▶ Material provided
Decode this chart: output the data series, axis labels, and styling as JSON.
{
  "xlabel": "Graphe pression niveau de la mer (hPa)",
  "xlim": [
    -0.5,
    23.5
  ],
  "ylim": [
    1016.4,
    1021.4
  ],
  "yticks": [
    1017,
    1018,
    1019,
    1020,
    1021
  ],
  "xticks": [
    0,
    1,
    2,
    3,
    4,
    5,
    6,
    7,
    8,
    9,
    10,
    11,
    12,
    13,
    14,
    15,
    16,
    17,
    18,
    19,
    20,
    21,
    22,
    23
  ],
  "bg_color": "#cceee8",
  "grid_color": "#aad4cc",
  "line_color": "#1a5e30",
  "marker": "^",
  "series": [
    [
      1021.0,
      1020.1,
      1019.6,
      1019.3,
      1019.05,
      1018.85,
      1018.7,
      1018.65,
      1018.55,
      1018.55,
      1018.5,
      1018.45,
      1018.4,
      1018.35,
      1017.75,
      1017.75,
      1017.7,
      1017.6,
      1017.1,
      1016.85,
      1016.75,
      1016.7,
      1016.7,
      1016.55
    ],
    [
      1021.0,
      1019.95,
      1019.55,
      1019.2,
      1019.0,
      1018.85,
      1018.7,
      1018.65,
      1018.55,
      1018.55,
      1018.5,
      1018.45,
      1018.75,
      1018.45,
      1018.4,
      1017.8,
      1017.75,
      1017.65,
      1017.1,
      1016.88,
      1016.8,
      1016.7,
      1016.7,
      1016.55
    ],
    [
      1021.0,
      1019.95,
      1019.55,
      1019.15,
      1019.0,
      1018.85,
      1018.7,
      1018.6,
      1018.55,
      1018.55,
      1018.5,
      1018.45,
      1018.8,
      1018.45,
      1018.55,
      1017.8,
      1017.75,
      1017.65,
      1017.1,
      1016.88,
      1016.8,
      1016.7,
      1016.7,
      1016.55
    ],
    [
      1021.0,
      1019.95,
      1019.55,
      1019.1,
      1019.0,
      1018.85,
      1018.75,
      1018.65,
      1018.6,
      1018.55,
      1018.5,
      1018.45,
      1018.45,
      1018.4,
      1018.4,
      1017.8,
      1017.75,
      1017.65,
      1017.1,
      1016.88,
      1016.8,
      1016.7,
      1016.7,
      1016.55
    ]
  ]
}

▶ What to do
Make an exact copy of every line in the data.

▶ Worked solution
Decode this chart: output the data series, axis labels, and styling as JSON.
{
  "xlabel": "Graphe pression niveau de la mer (hPa)",
  "xlim": [
    -0.5,
    23.5
  ],
  "ylim": [
    1016.4,
    1021.4
  ],
  "yticks": [
    1017,
    1018,
    1019,
    1020,
    1021
  ],
  "xticks": [
    0,
    1,
    2,
    3,
    4,
    5,
    6,
    7,
    8,
    9,
    10,
    11,
    12,
    13,
    14,
    15,
    16,
    17,
    18,
    19,
    20,
    21,
    22,
    23
  ],
  "bg_color": "#cceee8",
  "grid_color": "#aad4cc",
  "line_color": "#1a5e30",
  "marker": "^",
  "series": [
    [
      1021.0,
      1020.1,
      1019.6,
      1019.3,
      1019.05,
      1018.85,
      1018.7,
      1018.65,
      1018.55,
      1018.55,
      1018.5,
      1018.45,
      1018.4,
      1018.35,
      1017.75,
      1017.75,
      1017.7,
      1017.6,
      1017.1,
      1016.85,
      1016.75,
      1016.7,
      1016.7,
      1016.55
    ],
    [
      1021.0,
      1019.95,
      1019.55,
      1019.2,
      1019.0,
      1018.85,
      1018.7,
      1018.65,
      1018.55,
      1018.55,
      1018.5,
      1018.45,
      1018.75,
      1018.45,
      1018.4,
      1017.8,
      1017.75,
      1017.65,
      1017.1,
      1016.88,
      1016.8,
      1016.7,
      1016.7,
      1016.55
    ],
    [
      1021.0,
      1019.95,
      1019.55,
      1019.15,
      1019.0,
      1018.85,
      1018.7,
      1018.6,
      1018.55,
      1018.55,
      1018.5,
      1018.45,
      1018.8,
      1018.45,
      1018.55,
      1017.8,
      1017.75,
      1017.65,
      1017.1,
      1016.88,
      1016.8,
      1016.7,
      1016.7,
      1016.55
    ],
    [
      1021.0,
      1019.95,
      1019.55,
      1019.1,
      1019.0,
      1018.85,
      1018.75,
      1018.65,
      1018.6,
      1018.55,
      1018.5,
      1018.45,
      1018.45,
      1018.4,
      1018.4,
      1017.8,
      1017.75,
      1017.65,
      1017.1,
      1016.88,
      1016.8,
      1016.7,
      1016.7,
      1016.55
    ]
  ]
}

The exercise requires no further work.